— Objective —
Reproduce the line that holds "Convert this document image to plain text." together with all the lines after it up to the end of the entries.

** begin Records provided **

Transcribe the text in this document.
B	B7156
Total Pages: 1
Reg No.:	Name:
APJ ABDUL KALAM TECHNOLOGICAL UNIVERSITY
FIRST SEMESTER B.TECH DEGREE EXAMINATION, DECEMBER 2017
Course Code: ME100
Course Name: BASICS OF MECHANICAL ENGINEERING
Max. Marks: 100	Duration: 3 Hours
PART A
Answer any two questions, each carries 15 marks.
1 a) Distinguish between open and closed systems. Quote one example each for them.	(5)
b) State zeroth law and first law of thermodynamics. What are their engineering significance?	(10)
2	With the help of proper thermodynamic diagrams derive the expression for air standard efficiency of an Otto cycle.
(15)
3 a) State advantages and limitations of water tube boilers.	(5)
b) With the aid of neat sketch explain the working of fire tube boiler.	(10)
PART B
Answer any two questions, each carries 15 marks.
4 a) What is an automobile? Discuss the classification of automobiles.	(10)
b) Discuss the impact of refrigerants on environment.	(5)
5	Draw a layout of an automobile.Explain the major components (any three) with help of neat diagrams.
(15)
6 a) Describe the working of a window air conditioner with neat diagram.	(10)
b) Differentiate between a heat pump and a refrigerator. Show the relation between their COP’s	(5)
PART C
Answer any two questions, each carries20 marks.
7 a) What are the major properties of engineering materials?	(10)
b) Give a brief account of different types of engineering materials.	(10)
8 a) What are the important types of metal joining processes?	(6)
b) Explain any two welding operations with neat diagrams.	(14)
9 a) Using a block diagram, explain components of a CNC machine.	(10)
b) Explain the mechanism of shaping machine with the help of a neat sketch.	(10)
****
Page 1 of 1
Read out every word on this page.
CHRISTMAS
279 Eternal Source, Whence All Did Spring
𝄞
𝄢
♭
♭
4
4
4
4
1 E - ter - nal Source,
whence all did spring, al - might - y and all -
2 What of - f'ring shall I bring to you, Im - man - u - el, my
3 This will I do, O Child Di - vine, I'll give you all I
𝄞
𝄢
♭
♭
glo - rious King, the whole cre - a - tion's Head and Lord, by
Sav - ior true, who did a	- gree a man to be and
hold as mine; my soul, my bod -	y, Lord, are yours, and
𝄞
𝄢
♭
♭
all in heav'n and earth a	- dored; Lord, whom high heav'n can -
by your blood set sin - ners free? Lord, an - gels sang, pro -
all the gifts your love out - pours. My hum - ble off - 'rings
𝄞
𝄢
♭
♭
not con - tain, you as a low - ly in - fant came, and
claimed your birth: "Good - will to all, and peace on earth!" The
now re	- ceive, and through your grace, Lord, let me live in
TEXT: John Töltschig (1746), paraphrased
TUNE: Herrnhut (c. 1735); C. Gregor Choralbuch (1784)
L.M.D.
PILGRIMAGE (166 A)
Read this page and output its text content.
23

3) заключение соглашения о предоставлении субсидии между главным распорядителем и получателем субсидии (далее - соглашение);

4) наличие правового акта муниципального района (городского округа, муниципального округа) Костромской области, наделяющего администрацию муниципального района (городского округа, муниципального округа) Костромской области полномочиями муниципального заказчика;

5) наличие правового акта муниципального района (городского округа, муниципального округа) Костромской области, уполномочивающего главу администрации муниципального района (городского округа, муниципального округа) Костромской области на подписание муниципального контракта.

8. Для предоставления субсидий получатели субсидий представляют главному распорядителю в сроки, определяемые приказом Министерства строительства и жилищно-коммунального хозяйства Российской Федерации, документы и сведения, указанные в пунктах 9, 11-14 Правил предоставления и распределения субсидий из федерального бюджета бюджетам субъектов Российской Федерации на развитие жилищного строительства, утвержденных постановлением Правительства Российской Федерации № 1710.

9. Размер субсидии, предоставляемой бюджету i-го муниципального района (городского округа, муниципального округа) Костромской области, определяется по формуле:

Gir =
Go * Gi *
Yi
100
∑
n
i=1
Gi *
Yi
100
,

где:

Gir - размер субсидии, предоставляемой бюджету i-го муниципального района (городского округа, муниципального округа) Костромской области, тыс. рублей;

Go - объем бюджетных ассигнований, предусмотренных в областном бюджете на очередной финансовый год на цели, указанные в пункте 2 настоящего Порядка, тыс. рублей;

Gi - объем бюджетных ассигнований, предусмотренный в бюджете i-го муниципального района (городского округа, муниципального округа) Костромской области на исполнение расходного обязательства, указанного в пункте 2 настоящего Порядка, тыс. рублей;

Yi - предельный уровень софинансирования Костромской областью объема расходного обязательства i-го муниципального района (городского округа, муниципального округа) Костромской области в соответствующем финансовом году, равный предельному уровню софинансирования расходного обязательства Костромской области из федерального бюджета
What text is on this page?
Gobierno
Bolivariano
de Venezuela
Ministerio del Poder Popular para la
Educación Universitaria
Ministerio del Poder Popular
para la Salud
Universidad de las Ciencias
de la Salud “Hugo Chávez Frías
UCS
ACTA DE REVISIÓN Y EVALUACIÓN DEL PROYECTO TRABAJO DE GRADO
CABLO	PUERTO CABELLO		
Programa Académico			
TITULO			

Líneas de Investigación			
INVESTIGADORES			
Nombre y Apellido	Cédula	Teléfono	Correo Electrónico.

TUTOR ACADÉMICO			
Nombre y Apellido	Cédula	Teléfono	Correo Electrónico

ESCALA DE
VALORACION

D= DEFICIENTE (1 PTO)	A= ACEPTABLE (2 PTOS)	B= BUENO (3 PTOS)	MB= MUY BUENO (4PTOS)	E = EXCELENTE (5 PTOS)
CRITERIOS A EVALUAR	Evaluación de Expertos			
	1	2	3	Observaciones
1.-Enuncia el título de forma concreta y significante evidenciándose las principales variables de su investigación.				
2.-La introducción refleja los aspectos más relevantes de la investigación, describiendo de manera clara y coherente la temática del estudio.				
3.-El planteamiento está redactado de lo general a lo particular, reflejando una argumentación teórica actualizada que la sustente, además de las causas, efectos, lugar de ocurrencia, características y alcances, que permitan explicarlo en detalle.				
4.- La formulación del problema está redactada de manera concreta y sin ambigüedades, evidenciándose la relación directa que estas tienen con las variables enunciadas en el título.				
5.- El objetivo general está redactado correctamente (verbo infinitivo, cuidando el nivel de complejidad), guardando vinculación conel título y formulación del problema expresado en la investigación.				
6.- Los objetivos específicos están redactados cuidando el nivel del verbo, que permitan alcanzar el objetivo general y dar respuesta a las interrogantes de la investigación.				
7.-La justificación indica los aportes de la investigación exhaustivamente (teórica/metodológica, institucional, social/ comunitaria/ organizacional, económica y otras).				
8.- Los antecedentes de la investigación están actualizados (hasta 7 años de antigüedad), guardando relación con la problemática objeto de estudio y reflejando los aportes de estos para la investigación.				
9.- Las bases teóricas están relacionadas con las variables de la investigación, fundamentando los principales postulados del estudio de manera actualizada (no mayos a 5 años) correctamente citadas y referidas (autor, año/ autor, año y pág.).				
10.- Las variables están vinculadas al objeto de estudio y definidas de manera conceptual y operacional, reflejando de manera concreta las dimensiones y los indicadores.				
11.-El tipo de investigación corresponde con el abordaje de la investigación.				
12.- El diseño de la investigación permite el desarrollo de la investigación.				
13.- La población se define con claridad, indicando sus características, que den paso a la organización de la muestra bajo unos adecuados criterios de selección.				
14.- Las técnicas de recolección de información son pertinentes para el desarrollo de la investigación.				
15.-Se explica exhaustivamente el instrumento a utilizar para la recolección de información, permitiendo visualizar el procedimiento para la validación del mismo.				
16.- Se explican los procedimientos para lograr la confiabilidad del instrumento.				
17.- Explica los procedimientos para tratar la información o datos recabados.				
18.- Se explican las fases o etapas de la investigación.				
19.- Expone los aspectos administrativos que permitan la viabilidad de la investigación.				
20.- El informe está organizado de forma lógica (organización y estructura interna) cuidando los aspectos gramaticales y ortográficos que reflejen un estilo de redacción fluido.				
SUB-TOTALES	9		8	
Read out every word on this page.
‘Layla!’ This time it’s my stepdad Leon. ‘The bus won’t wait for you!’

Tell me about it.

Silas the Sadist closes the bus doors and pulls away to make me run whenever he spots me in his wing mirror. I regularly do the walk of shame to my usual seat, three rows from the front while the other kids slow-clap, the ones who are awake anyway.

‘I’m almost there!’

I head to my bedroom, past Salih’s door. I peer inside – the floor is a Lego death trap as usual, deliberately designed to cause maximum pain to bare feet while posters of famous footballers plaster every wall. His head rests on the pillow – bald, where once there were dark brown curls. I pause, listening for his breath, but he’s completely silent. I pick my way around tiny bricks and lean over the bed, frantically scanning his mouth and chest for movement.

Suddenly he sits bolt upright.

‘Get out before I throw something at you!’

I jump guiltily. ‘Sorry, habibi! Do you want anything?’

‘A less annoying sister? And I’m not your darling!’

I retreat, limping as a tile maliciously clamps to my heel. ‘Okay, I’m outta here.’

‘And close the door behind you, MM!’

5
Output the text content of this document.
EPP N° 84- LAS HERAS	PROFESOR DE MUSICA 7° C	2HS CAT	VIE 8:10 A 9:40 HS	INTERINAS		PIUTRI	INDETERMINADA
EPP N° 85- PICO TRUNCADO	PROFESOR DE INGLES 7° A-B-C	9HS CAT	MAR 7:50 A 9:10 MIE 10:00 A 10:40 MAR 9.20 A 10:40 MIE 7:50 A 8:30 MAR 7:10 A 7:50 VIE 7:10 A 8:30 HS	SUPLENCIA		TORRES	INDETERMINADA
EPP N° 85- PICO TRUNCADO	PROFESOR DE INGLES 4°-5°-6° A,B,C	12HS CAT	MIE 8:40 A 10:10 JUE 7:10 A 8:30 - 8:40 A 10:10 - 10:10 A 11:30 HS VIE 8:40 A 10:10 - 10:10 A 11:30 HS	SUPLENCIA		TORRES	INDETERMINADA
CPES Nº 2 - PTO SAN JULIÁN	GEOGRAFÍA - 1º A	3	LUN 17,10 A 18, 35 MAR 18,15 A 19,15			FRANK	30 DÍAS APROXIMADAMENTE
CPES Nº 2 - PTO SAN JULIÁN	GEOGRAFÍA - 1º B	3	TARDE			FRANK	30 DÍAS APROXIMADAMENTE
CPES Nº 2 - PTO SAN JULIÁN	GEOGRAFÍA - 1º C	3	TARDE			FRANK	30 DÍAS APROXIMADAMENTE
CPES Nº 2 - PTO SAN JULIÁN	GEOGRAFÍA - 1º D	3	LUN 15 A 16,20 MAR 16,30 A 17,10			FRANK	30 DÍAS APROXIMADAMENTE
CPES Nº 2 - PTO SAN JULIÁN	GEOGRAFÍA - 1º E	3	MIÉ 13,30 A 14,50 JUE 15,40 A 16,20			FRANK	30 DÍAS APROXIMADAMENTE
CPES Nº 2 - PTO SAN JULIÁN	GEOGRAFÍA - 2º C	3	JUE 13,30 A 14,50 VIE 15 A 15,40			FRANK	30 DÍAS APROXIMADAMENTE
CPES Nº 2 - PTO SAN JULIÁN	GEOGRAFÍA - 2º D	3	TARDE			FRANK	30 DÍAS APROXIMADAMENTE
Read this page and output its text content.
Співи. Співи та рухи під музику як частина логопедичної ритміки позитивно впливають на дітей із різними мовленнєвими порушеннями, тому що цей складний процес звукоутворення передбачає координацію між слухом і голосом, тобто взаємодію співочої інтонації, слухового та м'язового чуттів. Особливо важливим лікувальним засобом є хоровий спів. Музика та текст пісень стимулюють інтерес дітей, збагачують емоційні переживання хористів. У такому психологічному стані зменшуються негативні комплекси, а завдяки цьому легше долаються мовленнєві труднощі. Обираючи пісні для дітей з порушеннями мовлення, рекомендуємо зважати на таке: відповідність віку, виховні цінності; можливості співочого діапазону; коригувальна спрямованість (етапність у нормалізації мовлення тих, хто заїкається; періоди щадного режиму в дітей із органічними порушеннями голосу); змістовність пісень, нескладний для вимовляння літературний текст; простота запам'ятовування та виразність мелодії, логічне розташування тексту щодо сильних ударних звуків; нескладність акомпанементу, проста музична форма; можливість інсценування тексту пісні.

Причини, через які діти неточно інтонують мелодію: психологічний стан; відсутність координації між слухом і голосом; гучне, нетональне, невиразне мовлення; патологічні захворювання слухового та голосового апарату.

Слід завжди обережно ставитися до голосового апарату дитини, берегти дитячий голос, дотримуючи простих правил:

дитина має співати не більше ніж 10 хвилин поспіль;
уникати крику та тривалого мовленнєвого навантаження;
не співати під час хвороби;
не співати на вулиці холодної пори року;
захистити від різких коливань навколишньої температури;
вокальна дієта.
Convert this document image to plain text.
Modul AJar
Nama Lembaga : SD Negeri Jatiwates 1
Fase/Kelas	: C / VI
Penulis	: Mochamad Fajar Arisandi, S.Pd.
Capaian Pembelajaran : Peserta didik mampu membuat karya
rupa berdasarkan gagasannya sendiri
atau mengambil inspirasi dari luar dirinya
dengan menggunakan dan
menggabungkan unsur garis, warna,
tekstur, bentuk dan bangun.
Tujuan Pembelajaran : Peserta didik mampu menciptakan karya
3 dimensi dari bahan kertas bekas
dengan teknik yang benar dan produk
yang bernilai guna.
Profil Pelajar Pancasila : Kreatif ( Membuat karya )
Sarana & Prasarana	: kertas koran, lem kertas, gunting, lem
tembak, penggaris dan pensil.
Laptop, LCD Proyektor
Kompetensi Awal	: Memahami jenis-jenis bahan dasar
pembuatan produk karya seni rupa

** end Records provided **

— Written answer —
Convert this document image to plain text.
Modul AJar
Nama Lembaga : SD Negeri Jatiwates 1
Fase/Kelas	: C / VI
Penulis	: Mochamad Fajar Arisandi, S.Pd.
Capaian Pembelajaran : Peserta didik mampu membuat karya
rupa berdasarkan gagasannya sendiri
atau mengambil inspirasi dari luar dirinya
dengan menggunakan dan
menggabungkan unsur garis, warna,
tekstur, bentuk dan bangun.
Tujuan Pembelajaran : Peserta didik mampu menciptakan karya
3 dimensi dari bahan kertas bekas
dengan teknik yang benar dan produk
yang bernilai guna.
Profil Pelajar Pancasila : Kreatif ( Membuat karya )
Sarana & Prasarana	: kertas koran, lem kertas, gunting, lem
tembak, penggaris dan pensil.
Laptop, LCD Proyektor
Kompetensi Awal	: Memahami jenis-jenis bahan dasar
pembuatan produk karya seni rupa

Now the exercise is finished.